Raw data:
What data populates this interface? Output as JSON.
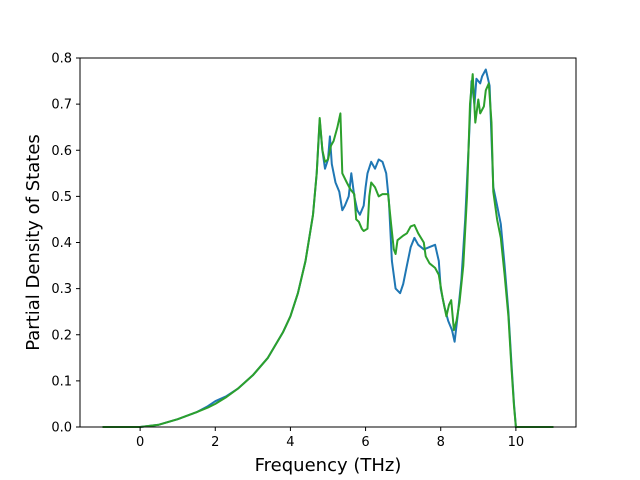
{
  "chart_data": {
    "type": "line",
    "title": "",
    "xlabel": "Frequency (THz)",
    "ylabel": "Partial Density of States",
    "xlim": [
      -1.6,
      11.6
    ],
    "ylim": [
      0,
      0.8
    ],
    "x_ticks": [
      0,
      2,
      4,
      6,
      8,
      10
    ],
    "x_tick_labels": [
      "0",
      "2",
      "4",
      "6",
      "8",
      "10"
    ],
    "y_ticks": [
      0.0,
      0.1,
      0.2,
      0.3,
      0.4,
      0.5,
      0.6,
      0.7,
      0.8
    ],
    "y_tick_labels": [
      "0.0",
      "0.1",
      "0.2",
      "0.3",
      "0.4",
      "0.5",
      "0.6",
      "0.7",
      "0.8"
    ],
    "grid": false,
    "legend": false,
    "series": [
      {
        "color": "#1f77b4",
        "points": [
          [
            -1.0,
            0
          ],
          [
            0.0,
            0
          ],
          [
            0.5,
            0.005
          ],
          [
            1.0,
            0.017
          ],
          [
            1.5,
            0.032
          ],
          [
            1.8,
            0.045
          ],
          [
            2.0,
            0.056
          ],
          [
            2.3,
            0.067
          ],
          [
            2.6,
            0.083
          ],
          [
            3.0,
            0.112
          ],
          [
            3.4,
            0.15
          ],
          [
            3.8,
            0.205
          ],
          [
            4.0,
            0.24
          ],
          [
            4.2,
            0.29
          ],
          [
            4.4,
            0.36
          ],
          [
            4.6,
            0.46
          ],
          [
            4.7,
            0.55
          ],
          [
            4.78,
            0.665
          ],
          [
            4.85,
            0.6
          ],
          [
            4.92,
            0.56
          ],
          [
            5.0,
            0.58
          ],
          [
            5.05,
            0.63
          ],
          [
            5.1,
            0.57
          ],
          [
            5.2,
            0.53
          ],
          [
            5.3,
            0.51
          ],
          [
            5.38,
            0.47
          ],
          [
            5.45,
            0.48
          ],
          [
            5.55,
            0.5
          ],
          [
            5.62,
            0.55
          ],
          [
            5.7,
            0.5
          ],
          [
            5.78,
            0.47
          ],
          [
            5.85,
            0.46
          ],
          [
            5.95,
            0.48
          ],
          [
            6.0,
            0.52
          ],
          [
            6.05,
            0.55
          ],
          [
            6.15,
            0.575
          ],
          [
            6.25,
            0.56
          ],
          [
            6.35,
            0.58
          ],
          [
            6.45,
            0.575
          ],
          [
            6.55,
            0.55
          ],
          [
            6.62,
            0.49
          ],
          [
            6.7,
            0.36
          ],
          [
            6.8,
            0.3
          ],
          [
            6.92,
            0.29
          ],
          [
            7.0,
            0.31
          ],
          [
            7.1,
            0.35
          ],
          [
            7.2,
            0.39
          ],
          [
            7.3,
            0.41
          ],
          [
            7.4,
            0.395
          ],
          [
            7.55,
            0.385
          ],
          [
            7.7,
            0.39
          ],
          [
            7.85,
            0.395
          ],
          [
            7.95,
            0.36
          ],
          [
            8.0,
            0.3
          ],
          [
            8.1,
            0.26
          ],
          [
            8.2,
            0.23
          ],
          [
            8.3,
            0.21
          ],
          [
            8.37,
            0.185
          ],
          [
            8.45,
            0.24
          ],
          [
            8.55,
            0.32
          ],
          [
            8.65,
            0.45
          ],
          [
            8.75,
            0.62
          ],
          [
            8.82,
            0.75
          ],
          [
            8.9,
            0.7
          ],
          [
            8.95,
            0.755
          ],
          [
            9.05,
            0.745
          ],
          [
            9.1,
            0.76
          ],
          [
            9.2,
            0.775
          ],
          [
            9.3,
            0.74
          ],
          [
            9.4,
            0.52
          ],
          [
            9.5,
            0.48
          ],
          [
            9.6,
            0.44
          ],
          [
            9.7,
            0.35
          ],
          [
            9.8,
            0.25
          ],
          [
            9.88,
            0.14
          ],
          [
            9.95,
            0.05
          ],
          [
            10.0,
            0
          ],
          [
            11.0,
            0
          ]
        ]
      },
      {
        "color": "#2ca02c",
        "points": [
          [
            -1.0,
            0
          ],
          [
            0.0,
            0
          ],
          [
            0.5,
            0.005
          ],
          [
            1.0,
            0.017
          ],
          [
            1.5,
            0.032
          ],
          [
            1.8,
            0.042
          ],
          [
            2.0,
            0.05
          ],
          [
            2.3,
            0.065
          ],
          [
            2.6,
            0.083
          ],
          [
            3.0,
            0.112
          ],
          [
            3.4,
            0.15
          ],
          [
            3.8,
            0.205
          ],
          [
            4.0,
            0.24
          ],
          [
            4.2,
            0.29
          ],
          [
            4.4,
            0.36
          ],
          [
            4.6,
            0.46
          ],
          [
            4.7,
            0.55
          ],
          [
            4.78,
            0.67
          ],
          [
            4.85,
            0.6
          ],
          [
            4.92,
            0.575
          ],
          [
            5.0,
            0.58
          ],
          [
            5.08,
            0.61
          ],
          [
            5.15,
            0.62
          ],
          [
            5.25,
            0.65
          ],
          [
            5.33,
            0.68
          ],
          [
            5.38,
            0.55
          ],
          [
            5.5,
            0.53
          ],
          [
            5.6,
            0.515
          ],
          [
            5.7,
            0.505
          ],
          [
            5.75,
            0.45
          ],
          [
            5.82,
            0.445
          ],
          [
            5.9,
            0.43
          ],
          [
            5.95,
            0.425
          ],
          [
            6.05,
            0.43
          ],
          [
            6.1,
            0.5
          ],
          [
            6.15,
            0.53
          ],
          [
            6.25,
            0.52
          ],
          [
            6.35,
            0.5
          ],
          [
            6.45,
            0.505
          ],
          [
            6.6,
            0.505
          ],
          [
            6.68,
            0.44
          ],
          [
            6.75,
            0.385
          ],
          [
            6.8,
            0.375
          ],
          [
            6.85,
            0.405
          ],
          [
            7.0,
            0.415
          ],
          [
            7.1,
            0.42
          ],
          [
            7.2,
            0.435
          ],
          [
            7.3,
            0.438
          ],
          [
            7.4,
            0.42
          ],
          [
            7.55,
            0.4
          ],
          [
            7.6,
            0.37
          ],
          [
            7.7,
            0.355
          ],
          [
            7.85,
            0.345
          ],
          [
            7.95,
            0.33
          ],
          [
            8.05,
            0.28
          ],
          [
            8.15,
            0.24
          ],
          [
            8.22,
            0.265
          ],
          [
            8.28,
            0.275
          ],
          [
            8.35,
            0.21
          ],
          [
            8.42,
            0.23
          ],
          [
            8.5,
            0.27
          ],
          [
            8.6,
            0.35
          ],
          [
            8.7,
            0.5
          ],
          [
            8.78,
            0.7
          ],
          [
            8.85,
            0.765
          ],
          [
            8.92,
            0.66
          ],
          [
            9.0,
            0.71
          ],
          [
            9.05,
            0.68
          ],
          [
            9.15,
            0.695
          ],
          [
            9.2,
            0.73
          ],
          [
            9.28,
            0.745
          ],
          [
            9.35,
            0.66
          ],
          [
            9.4,
            0.51
          ],
          [
            9.5,
            0.45
          ],
          [
            9.6,
            0.41
          ],
          [
            9.7,
            0.33
          ],
          [
            9.8,
            0.24
          ],
          [
            9.88,
            0.13
          ],
          [
            9.95,
            0.045
          ],
          [
            10.0,
            0
          ],
          [
            11.0,
            0
          ]
        ]
      }
    ]
  }
}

What you should do: Print all entries exactly. The images do not belong in the copy.

Solution:
What data populates this interface? Output as JSON.
{
  "chart_data": {
    "type": "line",
    "title": "",
    "xlabel": "Frequency (THz)",
    "ylabel": "Partial Density of States",
    "xlim": [
      -1.6,
      11.6
    ],
    "ylim": [
      0,
      0.8
    ],
    "x_ticks": [
      0,
      2,
      4,
      6,
      8,
      10
    ],
    "x_tick_labels": [
      "0",
      "2",
      "4",
      "6",
      "8",
      "10"
    ],
    "y_ticks": [
      0.0,
      0.1,
      0.2,
      0.3,
      0.4,
      0.5,
      0.6,
      0.7,
      0.8
    ],
    "y_tick_labels": [
      "0.0",
      "0.1",
      "0.2",
      "0.3",
      "0.4",
      "0.5",
      "0.6",
      "0.7",
      "0.8"
    ],
    "grid": false,
    "legend": false,
    "series": [
      {
        "color": "#1f77b4",
        "points": [
          [
            -1.0,
            0
          ],
          [
            0.0,
            0
          ],
          [
            0.5,
            0.005
          ],
          [
            1.0,
            0.017
          ],
          [
            1.5,
            0.032
          ],
          [
            1.8,
            0.045
          ],
          [
            2.0,
            0.056
          ],
          [
            2.3,
            0.067
          ],
          [
            2.6,
            0.083
          ],
          [
            3.0,
            0.112
          ],
          [
            3.4,
            0.15
          ],
          [
            3.8,
            0.205
          ],
          [
            4.0,
            0.24
          ],
          [
            4.2,
            0.29
          ],
          [
            4.4,
            0.36
          ],
          [
            4.6,
            0.46
          ],
          [
            4.7,
            0.55
          ],
          [
            4.78,
            0.665
          ],
          [
            4.85,
            0.6
          ],
          [
            4.92,
            0.56
          ],
          [
            5.0,
            0.58
          ],
          [
            5.05,
            0.63
          ],
          [
            5.1,
            0.57
          ],
          [
            5.2,
            0.53
          ],
          [
            5.3,
            0.51
          ],
          [
            5.38,
            0.47
          ],
          [
            5.45,
            0.48
          ],
          [
            5.55,
            0.5
          ],
          [
            5.62,
            0.55
          ],
          [
            5.7,
            0.5
          ],
          [
            5.78,
            0.47
          ],
          [
            5.85,
            0.46
          ],
          [
            5.95,
            0.48
          ],
          [
            6.0,
            0.52
          ],
          [
            6.05,
            0.55
          ],
          [
            6.15,
            0.575
          ],
          [
            6.25,
            0.56
          ],
          [
            6.35,
            0.58
          ],
          [
            6.45,
            0.575
          ],
          [
            6.55,
            0.55
          ],
          [
            6.62,
            0.49
          ],
          [
            6.7,
            0.36
          ],
          [
            6.8,
            0.3
          ],
          [
            6.92,
            0.29
          ],
          [
            7.0,
            0.31
          ],
          [
            7.1,
            0.35
          ],
          [
            7.2,
            0.39
          ],
          [
            7.3,
            0.41
          ],
          [
            7.4,
            0.395
          ],
          [
            7.55,
            0.385
          ],
          [
            7.7,
            0.39
          ],
          [
            7.85,
            0.395
          ],
          [
            7.95,
            0.36
          ],
          [
            8.0,
            0.3
          ],
          [
            8.1,
            0.26
          ],
          [
            8.2,
            0.23
          ],
          [
            8.3,
            0.21
          ],
          [
            8.37,
            0.185
          ],
          [
            8.45,
            0.24
          ],
          [
            8.55,
            0.32
          ],
          [
            8.65,
            0.45
          ],
          [
            8.75,
            0.62
          ],
          [
            8.82,
            0.75
          ],
          [
            8.9,
            0.7
          ],
          [
            8.95,
            0.755
          ],
          [
            9.05,
            0.745
          ],
          [
            9.1,
            0.76
          ],
          [
            9.2,
            0.775
          ],
          [
            9.3,
            0.74
          ],
          [
            9.4,
            0.52
          ],
          [
            9.5,
            0.48
          ],
          [
            9.6,
            0.44
          ],
          [
            9.7,
            0.35
          ],
          [
            9.8,
            0.25
          ],
          [
            9.88,
            0.14
          ],
          [
            9.95,
            0.05
          ],
          [
            10.0,
            0
          ],
          [
            11.0,
            0
          ]
        ]
      },
      {
        "color": "#2ca02c",
        "points": [
          [
            -1.0,
            0
          ],
          [
            0.0,
            0
          ],
          [
            0.5,
            0.005
          ],
          [
            1.0,
            0.017
          ],
          [
            1.5,
            0.032
          ],
          [
            1.8,
            0.042
          ],
          [
            2.0,
            0.05
          ],
          [
            2.3,
            0.065
          ],
          [
            2.6,
            0.083
          ],
          [
            3.0,
            0.112
          ],
          [
            3.4,
            0.15
          ],
          [
            3.8,
            0.205
          ],
          [
            4.0,
            0.24
          ],
          [
            4.2,
            0.29
          ],
          [
            4.4,
            0.36
          ],
          [
            4.6,
            0.46
          ],
          [
            4.7,
            0.55
          ],
          [
            4.78,
            0.67
          ],
          [
            4.85,
            0.6
          ],
          [
            4.92,
            0.575
          ],
          [
            5.0,
            0.58
          ],
          [
            5.08,
            0.61
          ],
          [
            5.15,
            0.62
          ],
          [
            5.25,
            0.65
          ],
          [
            5.33,
            0.68
          ],
          [
            5.38,
            0.55
          ],
          [
            5.5,
            0.53
          ],
          [
            5.6,
            0.515
          ],
          [
            5.7,
            0.505
          ],
          [
            5.75,
            0.45
          ],
          [
            5.82,
            0.445
          ],
          [
            5.9,
            0.43
          ],
          [
            5.95,
            0.425
          ],
          [
            6.05,
            0.43
          ],
          [
            6.1,
            0.5
          ],
          [
            6.15,
            0.53
          ],
          [
            6.25,
            0.52
          ],
          [
            6.35,
            0.5
          ],
          [
            6.45,
            0.505
          ],
          [
            6.6,
            0.505
          ],
          [
            6.68,
            0.44
          ],
          [
            6.75,
            0.385
          ],
          [
            6.8,
            0.375
          ],
          [
            6.85,
            0.405
          ],
          [
            7.0,
            0.415
          ],
          [
            7.1,
            0.42
          ],
          [
            7.2,
            0.435
          ],
          [
            7.3,
            0.438
          ],
          [
            7.4,
            0.42
          ],
          [
            7.55,
            0.4
          ],
          [
            7.6,
            0.37
          ],
          [
            7.7,
            0.355
          ],
          [
            7.85,
            0.345
          ],
          [
            7.95,
            0.33
          ],
          [
            8.05,
            0.28
          ],
          [
            8.15,
            0.24
          ],
          [
            8.22,
            0.265
          ],
          [
            8.28,
            0.275
          ],
          [
            8.35,
            0.21
          ],
          [
            8.42,
            0.23
          ],
          [
            8.5,
            0.27
          ],
          [
            8.6,
            0.35
          ],
          [
            8.7,
            0.5
          ],
          [
            8.78,
            0.7
          ],
          [
            8.85,
            0.765
          ],
          [
            8.92,
            0.66
          ],
          [
            9.0,
            0.71
          ],
          [
            9.05,
            0.68
          ],
          [
            9.15,
            0.695
          ],
          [
            9.2,
            0.73
          ],
          [
            9.28,
            0.745
          ],
          [
            9.35,
            0.66
          ],
          [
            9.4,
            0.51
          ],
          [
            9.5,
            0.45
          ],
          [
            9.6,
            0.41
          ],
          [
            9.7,
            0.33
          ],
          [
            9.8,
            0.24
          ],
          [
            9.88,
            0.13
          ],
          [
            9.95,
            0.045
          ],
          [
            10.0,
            0
          ],
          [
            11.0,
            0
          ]
        ]
      }
    ]
  }
}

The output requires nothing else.